Written exercise
Copy all entries without alteration and skip the pictures they hold.

Exercise materials
--- Start ---

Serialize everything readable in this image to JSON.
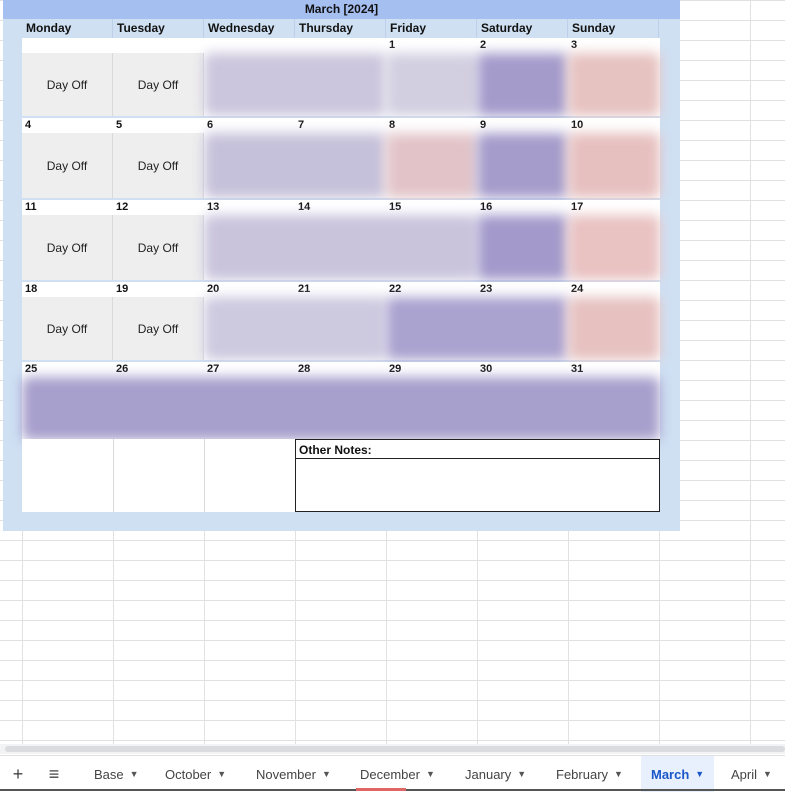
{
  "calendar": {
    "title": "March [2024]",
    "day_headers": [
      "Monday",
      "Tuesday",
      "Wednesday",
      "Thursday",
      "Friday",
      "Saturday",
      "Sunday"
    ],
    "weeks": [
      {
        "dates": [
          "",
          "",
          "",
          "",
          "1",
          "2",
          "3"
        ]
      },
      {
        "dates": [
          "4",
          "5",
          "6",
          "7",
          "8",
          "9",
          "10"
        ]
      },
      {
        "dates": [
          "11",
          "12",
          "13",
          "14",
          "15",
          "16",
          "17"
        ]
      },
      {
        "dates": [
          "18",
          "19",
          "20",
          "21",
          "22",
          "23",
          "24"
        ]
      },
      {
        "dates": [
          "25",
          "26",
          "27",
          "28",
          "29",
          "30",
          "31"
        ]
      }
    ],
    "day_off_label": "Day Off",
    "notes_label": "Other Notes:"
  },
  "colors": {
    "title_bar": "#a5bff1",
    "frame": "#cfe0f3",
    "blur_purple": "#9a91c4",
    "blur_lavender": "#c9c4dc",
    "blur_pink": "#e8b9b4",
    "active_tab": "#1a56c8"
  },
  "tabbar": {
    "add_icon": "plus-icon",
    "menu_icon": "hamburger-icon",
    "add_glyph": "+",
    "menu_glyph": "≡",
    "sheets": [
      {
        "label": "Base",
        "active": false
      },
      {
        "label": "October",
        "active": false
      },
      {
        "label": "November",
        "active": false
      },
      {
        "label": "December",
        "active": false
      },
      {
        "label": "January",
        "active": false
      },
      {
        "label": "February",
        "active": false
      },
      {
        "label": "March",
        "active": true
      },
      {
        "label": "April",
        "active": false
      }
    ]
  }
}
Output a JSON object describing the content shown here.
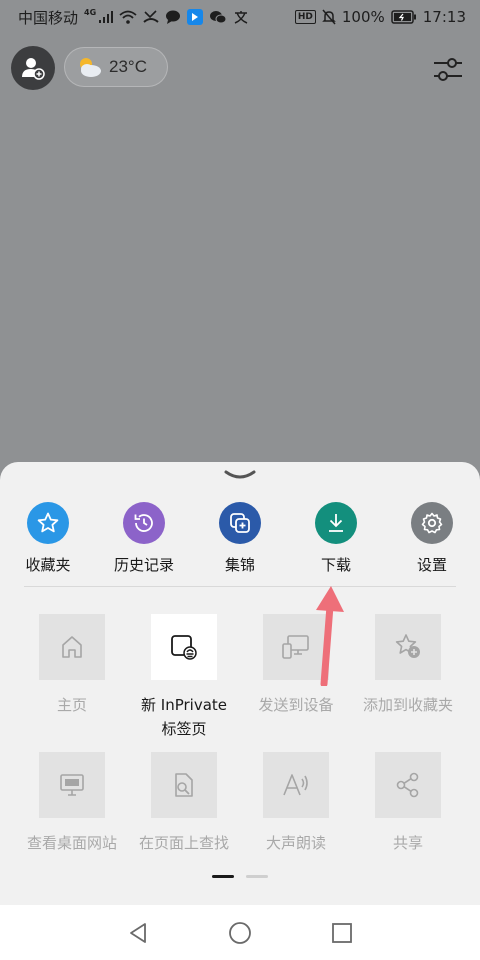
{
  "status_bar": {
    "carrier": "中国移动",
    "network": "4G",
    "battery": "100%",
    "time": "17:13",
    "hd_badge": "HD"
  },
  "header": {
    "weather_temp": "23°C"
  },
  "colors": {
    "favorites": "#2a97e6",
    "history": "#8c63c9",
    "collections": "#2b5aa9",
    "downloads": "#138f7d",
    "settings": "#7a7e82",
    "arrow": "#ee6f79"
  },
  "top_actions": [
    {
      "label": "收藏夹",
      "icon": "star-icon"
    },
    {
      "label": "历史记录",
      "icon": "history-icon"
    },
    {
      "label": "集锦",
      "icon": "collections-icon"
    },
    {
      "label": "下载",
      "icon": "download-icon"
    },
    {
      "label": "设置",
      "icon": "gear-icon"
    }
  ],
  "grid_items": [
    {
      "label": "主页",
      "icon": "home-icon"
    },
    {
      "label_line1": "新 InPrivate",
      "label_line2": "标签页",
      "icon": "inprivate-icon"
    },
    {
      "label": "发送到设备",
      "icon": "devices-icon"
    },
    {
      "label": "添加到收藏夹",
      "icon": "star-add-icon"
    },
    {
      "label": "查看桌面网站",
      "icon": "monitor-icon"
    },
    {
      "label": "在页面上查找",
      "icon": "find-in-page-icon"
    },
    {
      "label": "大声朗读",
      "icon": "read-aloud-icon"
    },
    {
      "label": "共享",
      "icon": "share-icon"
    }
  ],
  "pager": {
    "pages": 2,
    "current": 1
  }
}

--- End ---

Problem solution
Serialize everything readable in this image to JSON.
{
  "calendar": {
    "title": "March [2024]",
    "day_headers": [
      "Monday",
      "Tuesday",
      "Wednesday",
      "Thursday",
      "Friday",
      "Saturday",
      "Sunday"
    ],
    "weeks": [
      {
        "dates": [
          "",
          "",
          "",
          "",
          "1",
          "2",
          "3"
        ]
      },
      {
        "dates": [
          "4",
          "5",
          "6",
          "7",
          "8",
          "9",
          "10"
        ]
      },
      {
        "dates": [
          "11",
          "12",
          "13",
          "14",
          "15",
          "16",
          "17"
        ]
      },
      {
        "dates": [
          "18",
          "19",
          "20",
          "21",
          "22",
          "23",
          "24"
        ]
      },
      {
        "dates": [
          "25",
          "26",
          "27",
          "28",
          "29",
          "30",
          "31"
        ]
      }
    ],
    "day_off_label": "Day Off",
    "notes_label": "Other Notes:"
  },
  "colors": {
    "title_bar": "#a5bff1",
    "frame": "#cfe0f3",
    "blur_purple": "#9a91c4",
    "blur_lavender": "#c9c4dc",
    "blur_pink": "#e8b9b4",
    "active_tab": "#1a56c8"
  },
  "tabbar": {
    "add_icon": "plus-icon",
    "menu_icon": "hamburger-icon",
    "add_glyph": "+",
    "menu_glyph": "≡",
    "sheets": [
      {
        "label": "Base",
        "active": false
      },
      {
        "label": "October",
        "active": false
      },
      {
        "label": "November",
        "active": false
      },
      {
        "label": "December",
        "active": false
      },
      {
        "label": "January",
        "active": false
      },
      {
        "label": "February",
        "active": false
      },
      {
        "label": "March",
        "active": true
      },
      {
        "label": "April",
        "active": false
      }
    ]
  }
}
Output a JSON object describing the content shown here.
{
  "status_bar": {
    "carrier": "中国移动",
    "network": "4G",
    "battery": "100%",
    "time": "17:13",
    "hd_badge": "HD"
  },
  "header": {
    "weather_temp": "23°C"
  },
  "colors": {
    "favorites": "#2a97e6",
    "history": "#8c63c9",
    "collections": "#2b5aa9",
    "downloads": "#138f7d",
    "settings": "#7a7e82",
    "arrow": "#ee6f79"
  },
  "top_actions": [
    {
      "label": "收藏夹",
      "icon": "star-icon"
    },
    {
      "label": "历史记录",
      "icon": "history-icon"
    },
    {
      "label": "集锦",
      "icon": "collections-icon"
    },
    {
      "label": "下载",
      "icon": "download-icon"
    },
    {
      "label": "设置",
      "icon": "gear-icon"
    }
  ],
  "grid_items": [
    {
      "label": "主页",
      "icon": "home-icon"
    },
    {
      "label_line1": "新 InPrivate",
      "label_line2": "标签页",
      "icon": "inprivate-icon"
    },
    {
      "label": "发送到设备",
      "icon": "devices-icon"
    },
    {
      "label": "添加到收藏夹",
      "icon": "star-add-icon"
    },
    {
      "label": "查看桌面网站",
      "icon": "monitor-icon"
    },
    {
      "label": "在页面上查找",
      "icon": "find-in-page-icon"
    },
    {
      "label": "大声朗读",
      "icon": "read-aloud-icon"
    },
    {
      "label": "共享",
      "icon": "share-icon"
    }
  ],
  "pager": {
    "pages": 2,
    "current": 1
  }
}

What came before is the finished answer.